Stored data entries:
-- START --

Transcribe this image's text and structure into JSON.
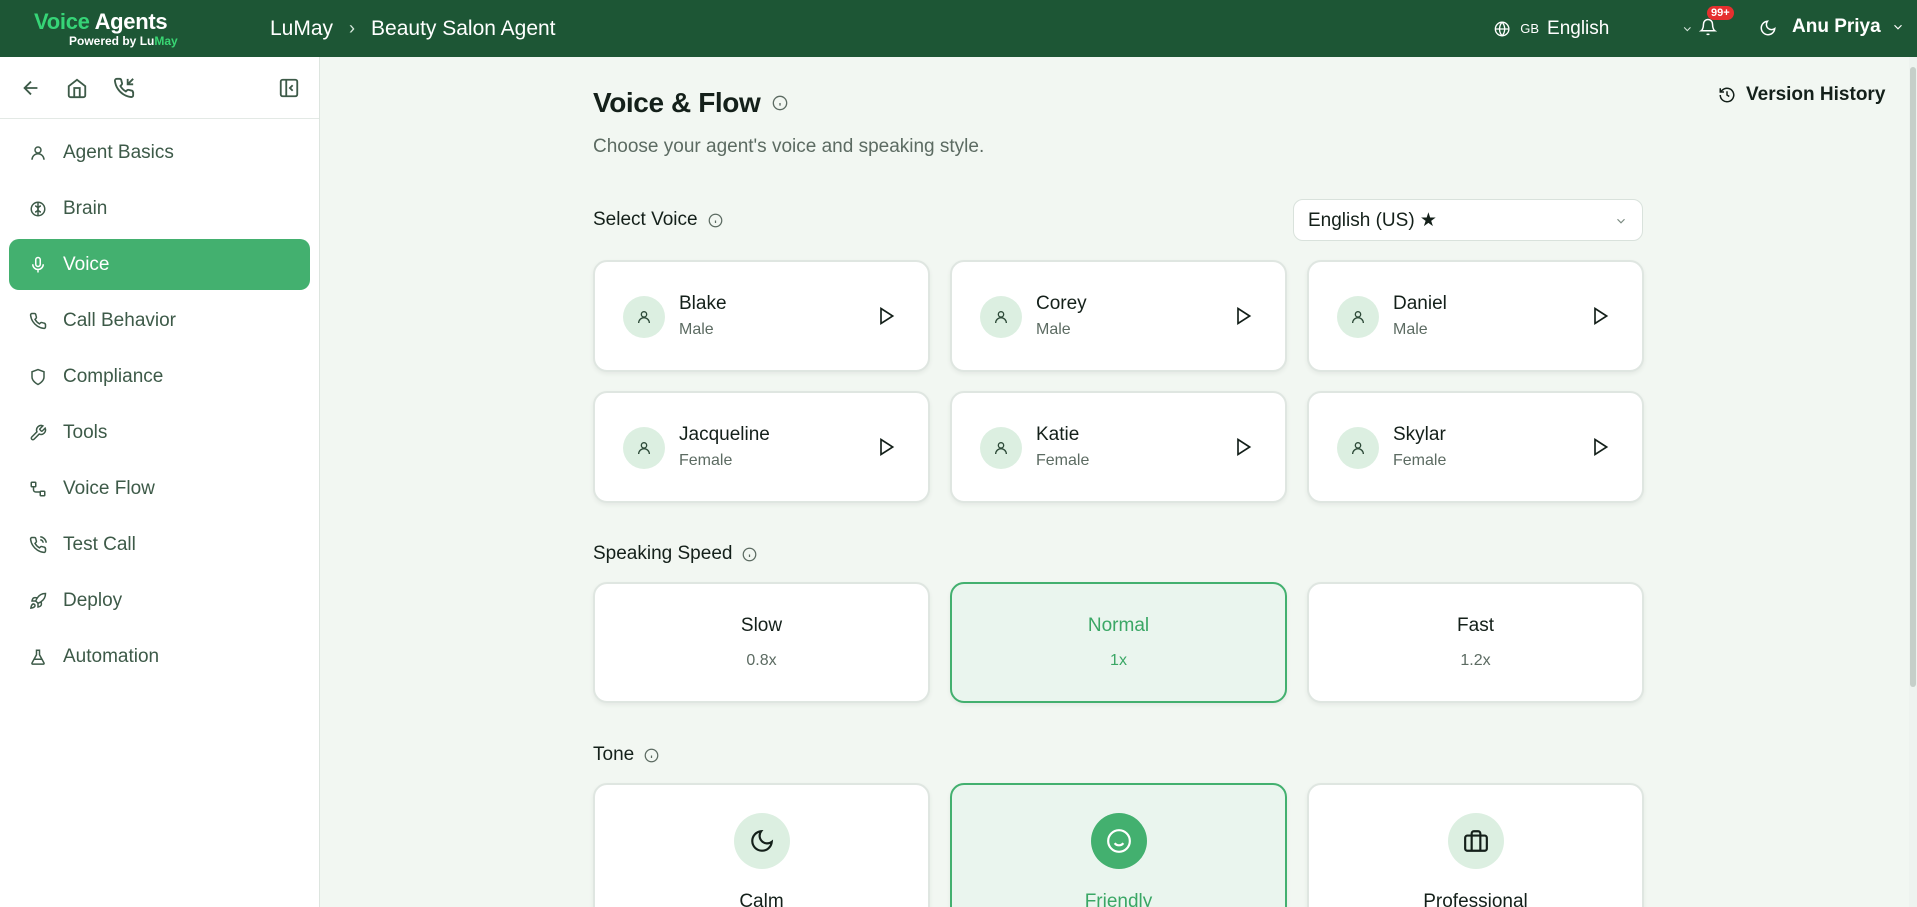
{
  "brand": {
    "title_a": "Voice",
    "title_b": " Agents",
    "sub_a": "Powered by ",
    "sub_b": "Lu",
    "sub_c": "May"
  },
  "breadcrumb": {
    "org": "LuMay",
    "separator": "›",
    "agent": "Beauty Salon Agent"
  },
  "header": {
    "language_code": "GB",
    "language": "English",
    "notification_badge": "99+",
    "user_name": "Anu Priya"
  },
  "sidebar": {
    "items": [
      {
        "label": "Agent Basics",
        "icon": "user-icon",
        "active": false
      },
      {
        "label": "Brain",
        "icon": "brain-icon",
        "active": false
      },
      {
        "label": "Voice",
        "icon": "mic-icon",
        "active": true
      },
      {
        "label": "Call Behavior",
        "icon": "phone-icon",
        "active": false
      },
      {
        "label": "Compliance",
        "icon": "shield-icon",
        "active": false
      },
      {
        "label": "Tools",
        "icon": "wrench-icon",
        "active": false
      },
      {
        "label": "Voice Flow",
        "icon": "flow-icon",
        "active": false
      },
      {
        "label": "Test Call",
        "icon": "phone-call-icon",
        "active": false
      },
      {
        "label": "Deploy",
        "icon": "rocket-icon",
        "active": false
      },
      {
        "label": "Automation",
        "icon": "flask-icon",
        "active": false
      }
    ]
  },
  "page": {
    "title": "Voice & Flow",
    "subtitle": "Choose your agent's voice and speaking style.",
    "version_history": "Version History"
  },
  "voice": {
    "label": "Select Voice",
    "language_select": "English (US) ★",
    "voices": [
      {
        "name": "Blake",
        "gender": "Male"
      },
      {
        "name": "Corey",
        "gender": "Male"
      },
      {
        "name": "Daniel",
        "gender": "Male"
      },
      {
        "name": "Jacqueline",
        "gender": "Female"
      },
      {
        "name": "Katie",
        "gender": "Female"
      },
      {
        "name": "Skylar",
        "gender": "Female"
      }
    ]
  },
  "speed": {
    "label": "Speaking Speed",
    "options": [
      {
        "label": "Slow",
        "value": "0.8x",
        "selected": false
      },
      {
        "label": "Normal",
        "value": "1x",
        "selected": true
      },
      {
        "label": "Fast",
        "value": "1.2x",
        "selected": false
      }
    ]
  },
  "tone": {
    "label": "Tone",
    "options": [
      {
        "label": "Calm",
        "icon": "moon-icon",
        "selected": false
      },
      {
        "label": "Friendly",
        "icon": "smile-icon",
        "selected": true
      },
      {
        "label": "Professional",
        "icon": "briefcase-icon",
        "selected": false
      }
    ]
  },
  "colors": {
    "header_bg": "#1d5635",
    "accent": "#43b06f",
    "page_bg": "#f2f7f2"
  }
}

-- END --

_Brief:_
Copy out every line of the material above exactly, skipping the pictures.

_Response for this exercise:_
Transcribe this image's text and structure into JSON.
{
  "brand": {
    "title_a": "Voice",
    "title_b": " Agents",
    "sub_a": "Powered by ",
    "sub_b": "Lu",
    "sub_c": "May"
  },
  "breadcrumb": {
    "org": "LuMay",
    "separator": "›",
    "agent": "Beauty Salon Agent"
  },
  "header": {
    "language_code": "GB",
    "language": "English",
    "notification_badge": "99+",
    "user_name": "Anu Priya"
  },
  "sidebar": {
    "items": [
      {
        "label": "Agent Basics",
        "icon": "user-icon",
        "active": false
      },
      {
        "label": "Brain",
        "icon": "brain-icon",
        "active": false
      },
      {
        "label": "Voice",
        "icon": "mic-icon",
        "active": true
      },
      {
        "label": "Call Behavior",
        "icon": "phone-icon",
        "active": false
      },
      {
        "label": "Compliance",
        "icon": "shield-icon",
        "active": false
      },
      {
        "label": "Tools",
        "icon": "wrench-icon",
        "active": false
      },
      {
        "label": "Voice Flow",
        "icon": "flow-icon",
        "active": false
      },
      {
        "label": "Test Call",
        "icon": "phone-call-icon",
        "active": false
      },
      {
        "label": "Deploy",
        "icon": "rocket-icon",
        "active": false
      },
      {
        "label": "Automation",
        "icon": "flask-icon",
        "active": false
      }
    ]
  },
  "page": {
    "title": "Voice & Flow",
    "subtitle": "Choose your agent's voice and speaking style.",
    "version_history": "Version History"
  },
  "voice": {
    "label": "Select Voice",
    "language_select": "English (US) ★",
    "voices": [
      {
        "name": "Blake",
        "gender": "Male"
      },
      {
        "name": "Corey",
        "gender": "Male"
      },
      {
        "name": "Daniel",
        "gender": "Male"
      },
      {
        "name": "Jacqueline",
        "gender": "Female"
      },
      {
        "name": "Katie",
        "gender": "Female"
      },
      {
        "name": "Skylar",
        "gender": "Female"
      }
    ]
  },
  "speed": {
    "label": "Speaking Speed",
    "options": [
      {
        "label": "Slow",
        "value": "0.8x",
        "selected": false
      },
      {
        "label": "Normal",
        "value": "1x",
        "selected": true
      },
      {
        "label": "Fast",
        "value": "1.2x",
        "selected": false
      }
    ]
  },
  "tone": {
    "label": "Tone",
    "options": [
      {
        "label": "Calm",
        "icon": "moon-icon",
        "selected": false
      },
      {
        "label": "Friendly",
        "icon": "smile-icon",
        "selected": true
      },
      {
        "label": "Professional",
        "icon": "briefcase-icon",
        "selected": false
      }
    ]
  },
  "colors": {
    "header_bg": "#1d5635",
    "accent": "#43b06f",
    "page_bg": "#f2f7f2"
  }
}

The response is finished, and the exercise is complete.